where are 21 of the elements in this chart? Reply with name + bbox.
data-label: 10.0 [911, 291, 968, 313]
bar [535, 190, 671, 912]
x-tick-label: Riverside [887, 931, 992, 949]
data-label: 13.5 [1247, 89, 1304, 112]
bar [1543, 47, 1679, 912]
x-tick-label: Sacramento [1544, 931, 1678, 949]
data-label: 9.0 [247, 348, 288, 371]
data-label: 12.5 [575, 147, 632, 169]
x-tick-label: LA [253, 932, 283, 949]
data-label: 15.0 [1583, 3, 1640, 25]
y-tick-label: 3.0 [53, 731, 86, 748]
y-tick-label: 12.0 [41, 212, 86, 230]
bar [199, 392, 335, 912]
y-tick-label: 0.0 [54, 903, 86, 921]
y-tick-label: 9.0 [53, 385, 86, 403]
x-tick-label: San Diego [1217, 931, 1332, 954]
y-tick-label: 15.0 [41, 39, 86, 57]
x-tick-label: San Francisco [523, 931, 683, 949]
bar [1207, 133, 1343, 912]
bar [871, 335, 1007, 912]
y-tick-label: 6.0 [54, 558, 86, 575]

-.-.-

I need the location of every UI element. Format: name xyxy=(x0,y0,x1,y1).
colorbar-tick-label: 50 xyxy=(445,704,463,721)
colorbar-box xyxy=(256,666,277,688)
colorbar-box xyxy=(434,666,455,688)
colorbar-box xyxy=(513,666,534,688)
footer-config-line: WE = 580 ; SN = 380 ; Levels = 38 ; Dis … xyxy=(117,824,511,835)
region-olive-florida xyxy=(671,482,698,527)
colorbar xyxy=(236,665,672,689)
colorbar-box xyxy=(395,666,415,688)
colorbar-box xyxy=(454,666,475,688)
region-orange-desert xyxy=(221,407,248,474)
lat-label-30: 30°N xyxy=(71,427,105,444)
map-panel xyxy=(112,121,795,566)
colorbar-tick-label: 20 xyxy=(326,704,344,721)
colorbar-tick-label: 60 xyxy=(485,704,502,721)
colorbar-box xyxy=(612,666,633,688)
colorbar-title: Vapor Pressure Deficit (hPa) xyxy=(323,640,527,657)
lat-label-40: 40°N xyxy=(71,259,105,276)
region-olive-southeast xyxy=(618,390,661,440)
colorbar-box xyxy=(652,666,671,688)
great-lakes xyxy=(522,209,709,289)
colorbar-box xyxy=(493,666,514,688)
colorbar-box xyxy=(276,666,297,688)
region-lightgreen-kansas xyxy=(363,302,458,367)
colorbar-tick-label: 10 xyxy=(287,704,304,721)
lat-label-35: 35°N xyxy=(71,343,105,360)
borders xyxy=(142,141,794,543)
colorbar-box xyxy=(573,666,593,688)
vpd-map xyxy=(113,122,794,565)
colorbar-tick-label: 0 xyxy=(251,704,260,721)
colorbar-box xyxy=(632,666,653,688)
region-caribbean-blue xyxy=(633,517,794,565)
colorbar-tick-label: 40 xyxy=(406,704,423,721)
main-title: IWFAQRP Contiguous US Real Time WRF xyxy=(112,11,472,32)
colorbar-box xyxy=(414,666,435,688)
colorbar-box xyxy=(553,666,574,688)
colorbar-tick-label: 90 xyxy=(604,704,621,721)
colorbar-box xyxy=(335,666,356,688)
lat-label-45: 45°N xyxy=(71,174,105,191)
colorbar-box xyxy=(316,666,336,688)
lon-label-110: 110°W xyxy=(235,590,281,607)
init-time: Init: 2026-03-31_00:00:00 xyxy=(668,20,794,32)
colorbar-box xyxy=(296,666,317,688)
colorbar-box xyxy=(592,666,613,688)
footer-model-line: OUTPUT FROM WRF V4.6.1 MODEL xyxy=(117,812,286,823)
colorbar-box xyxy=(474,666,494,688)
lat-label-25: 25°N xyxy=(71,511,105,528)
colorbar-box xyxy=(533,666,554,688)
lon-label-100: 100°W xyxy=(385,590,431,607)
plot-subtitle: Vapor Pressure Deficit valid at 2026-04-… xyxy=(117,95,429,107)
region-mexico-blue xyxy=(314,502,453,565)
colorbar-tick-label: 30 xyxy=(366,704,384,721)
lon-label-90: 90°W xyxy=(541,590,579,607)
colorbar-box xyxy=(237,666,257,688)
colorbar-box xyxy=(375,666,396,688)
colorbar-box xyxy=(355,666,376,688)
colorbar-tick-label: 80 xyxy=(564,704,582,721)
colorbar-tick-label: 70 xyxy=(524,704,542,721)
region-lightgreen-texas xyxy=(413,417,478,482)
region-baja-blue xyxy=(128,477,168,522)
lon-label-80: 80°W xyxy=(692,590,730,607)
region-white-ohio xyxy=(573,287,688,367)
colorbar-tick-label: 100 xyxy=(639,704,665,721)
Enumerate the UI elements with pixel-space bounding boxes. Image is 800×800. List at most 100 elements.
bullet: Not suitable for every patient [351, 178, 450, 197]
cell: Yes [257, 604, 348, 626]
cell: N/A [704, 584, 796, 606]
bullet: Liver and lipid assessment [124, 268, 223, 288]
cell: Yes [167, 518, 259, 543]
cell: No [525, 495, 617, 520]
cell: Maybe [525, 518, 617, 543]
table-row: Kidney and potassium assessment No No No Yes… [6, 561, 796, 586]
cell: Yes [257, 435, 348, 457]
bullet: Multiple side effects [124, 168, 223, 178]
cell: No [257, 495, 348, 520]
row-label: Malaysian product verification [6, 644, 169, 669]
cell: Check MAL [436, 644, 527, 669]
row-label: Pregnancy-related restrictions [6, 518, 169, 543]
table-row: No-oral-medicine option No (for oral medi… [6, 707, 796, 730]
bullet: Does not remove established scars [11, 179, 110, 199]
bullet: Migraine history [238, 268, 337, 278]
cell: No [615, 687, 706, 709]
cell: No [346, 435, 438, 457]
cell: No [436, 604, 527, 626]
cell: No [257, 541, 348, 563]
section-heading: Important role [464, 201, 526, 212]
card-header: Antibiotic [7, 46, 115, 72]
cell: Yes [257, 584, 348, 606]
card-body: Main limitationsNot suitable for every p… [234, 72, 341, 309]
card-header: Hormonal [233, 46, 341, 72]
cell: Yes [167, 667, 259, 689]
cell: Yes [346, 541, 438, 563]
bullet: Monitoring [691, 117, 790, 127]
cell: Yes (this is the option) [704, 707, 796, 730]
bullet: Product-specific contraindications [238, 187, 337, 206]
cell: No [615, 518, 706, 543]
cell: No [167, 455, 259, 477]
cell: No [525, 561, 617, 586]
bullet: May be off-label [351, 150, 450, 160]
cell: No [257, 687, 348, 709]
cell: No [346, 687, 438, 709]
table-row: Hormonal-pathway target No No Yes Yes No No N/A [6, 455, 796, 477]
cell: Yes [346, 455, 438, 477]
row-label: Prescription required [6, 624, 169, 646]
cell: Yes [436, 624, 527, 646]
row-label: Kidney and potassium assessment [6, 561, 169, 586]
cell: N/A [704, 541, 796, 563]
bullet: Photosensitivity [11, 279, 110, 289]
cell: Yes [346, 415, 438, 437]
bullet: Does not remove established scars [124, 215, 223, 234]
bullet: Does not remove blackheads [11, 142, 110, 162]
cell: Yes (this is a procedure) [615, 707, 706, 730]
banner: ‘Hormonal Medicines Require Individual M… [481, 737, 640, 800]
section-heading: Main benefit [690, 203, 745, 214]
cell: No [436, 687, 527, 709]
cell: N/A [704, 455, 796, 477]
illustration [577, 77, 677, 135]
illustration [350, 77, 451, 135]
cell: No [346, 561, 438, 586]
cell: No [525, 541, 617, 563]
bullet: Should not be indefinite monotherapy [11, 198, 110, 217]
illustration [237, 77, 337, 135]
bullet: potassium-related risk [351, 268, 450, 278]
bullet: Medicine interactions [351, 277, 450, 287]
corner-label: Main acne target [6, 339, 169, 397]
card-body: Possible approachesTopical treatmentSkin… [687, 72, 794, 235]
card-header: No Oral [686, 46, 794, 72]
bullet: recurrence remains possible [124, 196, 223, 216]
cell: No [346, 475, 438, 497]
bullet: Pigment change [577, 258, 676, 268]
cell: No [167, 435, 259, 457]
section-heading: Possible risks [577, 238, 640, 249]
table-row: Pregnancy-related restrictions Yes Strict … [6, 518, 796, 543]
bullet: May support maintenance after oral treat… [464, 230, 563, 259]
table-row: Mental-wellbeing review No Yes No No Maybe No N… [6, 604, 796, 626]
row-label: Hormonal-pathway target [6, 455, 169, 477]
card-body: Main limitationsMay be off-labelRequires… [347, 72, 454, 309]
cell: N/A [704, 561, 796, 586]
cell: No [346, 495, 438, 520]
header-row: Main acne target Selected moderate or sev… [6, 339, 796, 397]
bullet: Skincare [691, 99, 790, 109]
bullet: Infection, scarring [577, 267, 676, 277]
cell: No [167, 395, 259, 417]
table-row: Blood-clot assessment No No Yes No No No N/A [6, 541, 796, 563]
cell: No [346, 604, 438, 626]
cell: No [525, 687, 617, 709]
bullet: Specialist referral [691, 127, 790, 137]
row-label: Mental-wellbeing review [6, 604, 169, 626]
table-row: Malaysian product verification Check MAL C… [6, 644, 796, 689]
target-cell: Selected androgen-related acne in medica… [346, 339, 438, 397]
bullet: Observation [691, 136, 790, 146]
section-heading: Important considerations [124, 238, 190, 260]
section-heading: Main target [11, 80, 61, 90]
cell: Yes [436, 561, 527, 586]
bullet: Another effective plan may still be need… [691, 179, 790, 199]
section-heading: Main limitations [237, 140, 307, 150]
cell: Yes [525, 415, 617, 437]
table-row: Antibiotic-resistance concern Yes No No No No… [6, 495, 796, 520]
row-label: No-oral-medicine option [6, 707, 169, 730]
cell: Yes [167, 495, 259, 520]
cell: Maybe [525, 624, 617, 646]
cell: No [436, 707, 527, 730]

-.-.-

▶ SHORT TASK
Please copy out the records verbatim, from the line with "where are 21" to the line with "data-label: 9.0 [247, 348, 288, 371]", both of those lines included.

▶ TASK SOLUTION
where are 21 of the elements in this chart? Reply with name + bbox.
data-label: 10.0 [911, 291, 968, 313]
bar [535, 190, 671, 912]
x-tick-label: Riverside [887, 931, 992, 949]
data-label: 13.5 [1247, 89, 1304, 112]
bar [1543, 47, 1679, 912]
x-tick-label: Sacramento [1544, 931, 1678, 949]
data-label: 9.0 [247, 348, 288, 371]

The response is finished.